» **SET TASK**: Your task is to retype each line of the data below exactly.

[Dataset items]
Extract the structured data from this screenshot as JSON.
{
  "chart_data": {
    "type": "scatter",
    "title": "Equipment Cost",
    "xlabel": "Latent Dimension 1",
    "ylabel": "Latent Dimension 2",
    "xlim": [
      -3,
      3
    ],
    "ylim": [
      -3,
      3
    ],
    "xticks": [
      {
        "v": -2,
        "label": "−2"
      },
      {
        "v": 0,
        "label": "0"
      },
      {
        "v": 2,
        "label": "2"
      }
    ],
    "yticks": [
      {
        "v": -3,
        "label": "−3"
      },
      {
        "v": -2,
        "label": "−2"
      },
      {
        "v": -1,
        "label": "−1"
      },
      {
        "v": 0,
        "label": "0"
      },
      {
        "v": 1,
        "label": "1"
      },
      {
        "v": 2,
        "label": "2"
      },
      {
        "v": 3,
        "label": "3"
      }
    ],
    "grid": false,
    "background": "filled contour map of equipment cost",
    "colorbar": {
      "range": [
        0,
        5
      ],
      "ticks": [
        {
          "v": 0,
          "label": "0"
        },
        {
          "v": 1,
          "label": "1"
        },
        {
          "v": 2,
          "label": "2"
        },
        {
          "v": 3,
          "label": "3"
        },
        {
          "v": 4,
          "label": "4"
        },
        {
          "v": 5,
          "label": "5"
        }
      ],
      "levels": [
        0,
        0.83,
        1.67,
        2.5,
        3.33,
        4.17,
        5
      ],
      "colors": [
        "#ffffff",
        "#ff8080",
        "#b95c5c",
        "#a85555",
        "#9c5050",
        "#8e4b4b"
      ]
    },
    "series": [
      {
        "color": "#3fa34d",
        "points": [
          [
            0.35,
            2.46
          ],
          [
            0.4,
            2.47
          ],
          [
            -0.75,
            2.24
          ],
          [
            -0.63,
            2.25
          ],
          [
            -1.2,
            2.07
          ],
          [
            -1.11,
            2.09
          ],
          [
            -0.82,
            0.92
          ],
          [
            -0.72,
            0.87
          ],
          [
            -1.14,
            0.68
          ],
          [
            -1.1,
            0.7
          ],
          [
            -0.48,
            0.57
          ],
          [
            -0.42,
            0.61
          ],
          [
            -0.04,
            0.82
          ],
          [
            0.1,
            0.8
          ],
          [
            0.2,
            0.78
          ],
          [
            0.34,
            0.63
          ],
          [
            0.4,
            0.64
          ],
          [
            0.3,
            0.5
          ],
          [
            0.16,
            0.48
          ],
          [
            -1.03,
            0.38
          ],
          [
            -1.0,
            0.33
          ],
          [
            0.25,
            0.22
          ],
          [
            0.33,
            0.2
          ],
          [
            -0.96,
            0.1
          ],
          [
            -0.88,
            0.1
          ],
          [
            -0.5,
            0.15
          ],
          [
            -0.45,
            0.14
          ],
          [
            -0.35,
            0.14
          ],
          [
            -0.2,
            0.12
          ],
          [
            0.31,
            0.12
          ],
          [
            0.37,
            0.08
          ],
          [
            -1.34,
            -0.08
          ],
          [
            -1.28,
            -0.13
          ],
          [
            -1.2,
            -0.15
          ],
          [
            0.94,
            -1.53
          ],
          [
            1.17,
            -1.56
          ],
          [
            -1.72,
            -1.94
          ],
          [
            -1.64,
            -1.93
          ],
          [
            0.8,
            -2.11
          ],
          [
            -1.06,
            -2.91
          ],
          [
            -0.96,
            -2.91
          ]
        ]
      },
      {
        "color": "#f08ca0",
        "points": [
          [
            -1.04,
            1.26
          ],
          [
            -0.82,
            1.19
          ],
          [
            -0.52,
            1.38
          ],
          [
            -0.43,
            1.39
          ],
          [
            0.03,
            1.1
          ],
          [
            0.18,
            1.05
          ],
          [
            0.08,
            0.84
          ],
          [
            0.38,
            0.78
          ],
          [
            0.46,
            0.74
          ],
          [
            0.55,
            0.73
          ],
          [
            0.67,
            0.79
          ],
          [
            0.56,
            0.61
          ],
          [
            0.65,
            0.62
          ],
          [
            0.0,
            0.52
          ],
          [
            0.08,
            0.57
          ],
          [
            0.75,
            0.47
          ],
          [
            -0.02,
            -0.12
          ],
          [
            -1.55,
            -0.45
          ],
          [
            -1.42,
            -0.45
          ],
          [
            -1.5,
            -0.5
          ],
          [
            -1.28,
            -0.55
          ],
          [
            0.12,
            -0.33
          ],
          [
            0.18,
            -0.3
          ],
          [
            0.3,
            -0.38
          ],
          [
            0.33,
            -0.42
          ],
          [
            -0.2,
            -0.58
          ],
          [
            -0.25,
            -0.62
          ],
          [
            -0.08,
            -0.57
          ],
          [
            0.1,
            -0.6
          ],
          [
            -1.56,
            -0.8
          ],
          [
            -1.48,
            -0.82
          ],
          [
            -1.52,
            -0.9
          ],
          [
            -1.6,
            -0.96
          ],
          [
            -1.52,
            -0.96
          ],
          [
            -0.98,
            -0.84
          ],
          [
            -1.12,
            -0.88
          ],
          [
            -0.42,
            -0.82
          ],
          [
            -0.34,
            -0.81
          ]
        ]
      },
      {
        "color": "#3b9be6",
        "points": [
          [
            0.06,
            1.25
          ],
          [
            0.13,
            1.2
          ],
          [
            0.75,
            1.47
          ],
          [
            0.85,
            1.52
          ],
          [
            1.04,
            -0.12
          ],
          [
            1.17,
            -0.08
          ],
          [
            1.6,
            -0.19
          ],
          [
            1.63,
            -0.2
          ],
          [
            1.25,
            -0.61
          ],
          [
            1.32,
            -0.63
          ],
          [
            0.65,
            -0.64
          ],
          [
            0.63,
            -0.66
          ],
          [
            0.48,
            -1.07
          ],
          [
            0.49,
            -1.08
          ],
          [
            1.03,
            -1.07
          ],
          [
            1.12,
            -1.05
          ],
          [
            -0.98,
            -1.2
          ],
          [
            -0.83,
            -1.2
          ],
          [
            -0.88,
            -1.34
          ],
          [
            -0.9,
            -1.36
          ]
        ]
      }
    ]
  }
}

» **FULL RESPONSE**:
Extract the structured data from this screenshot as JSON.
{
  "chart_data": {
    "type": "scatter",
    "title": "Equipment Cost",
    "xlabel": "Latent Dimension 1",
    "ylabel": "Latent Dimension 2",
    "xlim": [
      -3,
      3
    ],
    "ylim": [
      -3,
      3
    ],
    "xticks": [
      {
        "v": -2,
        "label": "−2"
      },
      {
        "v": 0,
        "label": "0"
      },
      {
        "v": 2,
        "label": "2"
      }
    ],
    "yticks": [
      {
        "v": -3,
        "label": "−3"
      },
      {
        "v": -2,
        "label": "−2"
      },
      {
        "v": -1,
        "label": "−1"
      },
      {
        "v": 0,
        "label": "0"
      },
      {
        "v": 1,
        "label": "1"
      },
      {
        "v": 2,
        "label": "2"
      },
      {
        "v": 3,
        "label": "3"
      }
    ],
    "grid": false,
    "background": "filled contour map of equipment cost",
    "colorbar": {
      "range": [
        0,
        5
      ],
      "ticks": [
        {
          "v": 0,
          "label": "0"
        },
        {
          "v": 1,
          "label": "1"
        },
        {
          "v": 2,
          "label": "2"
        },
        {
          "v": 3,
          "label": "3"
        },
        {
          "v": 4,
          "label": "4"
        },
        {
          "v": 5,
          "label": "5"
        }
      ],
      "levels": [
        0,
        0.83,
        1.67,
        2.5,
        3.33,
        4.17,
        5
      ],
      "colors": [
        "#ffffff",
        "#ff8080",
        "#b95c5c",
        "#a85555",
        "#9c5050",
        "#8e4b4b"
      ]
    },
    "series": [
      {
        "color": "#3fa34d",
        "points": [
          [
            0.35,
            2.46
          ],
          [
            0.4,
            2.47
          ],
          [
            -0.75,
            2.24
          ],
          [
            -0.63,
            2.25
          ],
          [
            -1.2,
            2.07
          ],
          [
            -1.11,
            2.09
          ],
          [
            -0.82,
            0.92
          ],
          [
            -0.72,
            0.87
          ],
          [
            -1.14,
            0.68
          ],
          [
            -1.1,
            0.7
          ],
          [
            -0.48,
            0.57
          ],
          [
            -0.42,
            0.61
          ],
          [
            -0.04,
            0.82
          ],
          [
            0.1,
            0.8
          ],
          [
            0.2,
            0.78
          ],
          [
            0.34,
            0.63
          ],
          [
            0.4,
            0.64
          ],
          [
            0.3,
            0.5
          ],
          [
            0.16,
            0.48
          ],
          [
            -1.03,
            0.38
          ],
          [
            -1.0,
            0.33
          ],
          [
            0.25,
            0.22
          ],
          [
            0.33,
            0.2
          ],
          [
            -0.96,
            0.1
          ],
          [
            -0.88,
            0.1
          ],
          [
            -0.5,
            0.15
          ],
          [
            -0.45,
            0.14
          ],
          [
            -0.35,
            0.14
          ],
          [
            -0.2,
            0.12
          ],
          [
            0.31,
            0.12
          ],
          [
            0.37,
            0.08
          ],
          [
            -1.34,
            -0.08
          ],
          [
            -1.28,
            -0.13
          ],
          [
            -1.2,
            -0.15
          ],
          [
            0.94,
            -1.53
          ],
          [
            1.17,
            -1.56
          ],
          [
            -1.72,
            -1.94
          ],
          [
            -1.64,
            -1.93
          ],
          [
            0.8,
            -2.11
          ],
          [
            -1.06,
            -2.91
          ],
          [
            -0.96,
            -2.91
          ]
        ]
      },
      {
        "color": "#f08ca0",
        "points": [
          [
            -1.04,
            1.26
          ],
          [
            -0.82,
            1.19
          ],
          [
            -0.52,
            1.38
          ],
          [
            -0.43,
            1.39
          ],
          [
            0.03,
            1.1
          ],
          [
            0.18,
            1.05
          ],
          [
            0.08,
            0.84
          ],
          [
            0.38,
            0.78
          ],
          [
            0.46,
            0.74
          ],
          [
            0.55,
            0.73
          ],
          [
            0.67,
            0.79
          ],
          [
            0.56,
            0.61
          ],
          [
            0.65,
            0.62
          ],
          [
            0.0,
            0.52
          ],
          [
            0.08,
            0.57
          ],
          [
            0.75,
            0.47
          ],
          [
            -0.02,
            -0.12
          ],
          [
            -1.55,
            -0.45
          ],
          [
            -1.42,
            -0.45
          ],
          [
            -1.5,
            -0.5
          ],
          [
            -1.28,
            -0.55
          ],
          [
            0.12,
            -0.33
          ],
          [
            0.18,
            -0.3
          ],
          [
            0.3,
            -0.38
          ],
          [
            0.33,
            -0.42
          ],
          [
            -0.2,
            -0.58
          ],
          [
            -0.25,
            -0.62
          ],
          [
            -0.08,
            -0.57
          ],
          [
            0.1,
            -0.6
          ],
          [
            -1.56,
            -0.8
          ],
          [
            -1.48,
            -0.82
          ],
          [
            -1.52,
            -0.9
          ],
          [
            -1.6,
            -0.96
          ],
          [
            -1.52,
            -0.96
          ],
          [
            -0.98,
            -0.84
          ],
          [
            -1.12,
            -0.88
          ],
          [
            -0.42,
            -0.82
          ],
          [
            -0.34,
            -0.81
          ]
        ]
      },
      {
        "color": "#3b9be6",
        "points": [
          [
            0.06,
            1.25
          ],
          [
            0.13,
            1.2
          ],
          [
            0.75,
            1.47
          ],
          [
            0.85,
            1.52
          ],
          [
            1.04,
            -0.12
          ],
          [
            1.17,
            -0.08
          ],
          [
            1.6,
            -0.19
          ],
          [
            1.63,
            -0.2
          ],
          [
            1.25,
            -0.61
          ],
          [
            1.32,
            -0.63
          ],
          [
            0.65,
            -0.64
          ],
          [
            0.63,
            -0.66
          ],
          [
            0.48,
            -1.07
          ],
          [
            0.49,
            -1.08
          ],
          [
            1.03,
            -1.07
          ],
          [
            1.12,
            -1.05
          ],
          [
            -0.98,
            -1.2
          ],
          [
            -0.83,
            -1.2
          ],
          [
            -0.88,
            -1.34
          ],
          [
            -0.9,
            -1.36
          ]
        ]
      }
    ]
  }
}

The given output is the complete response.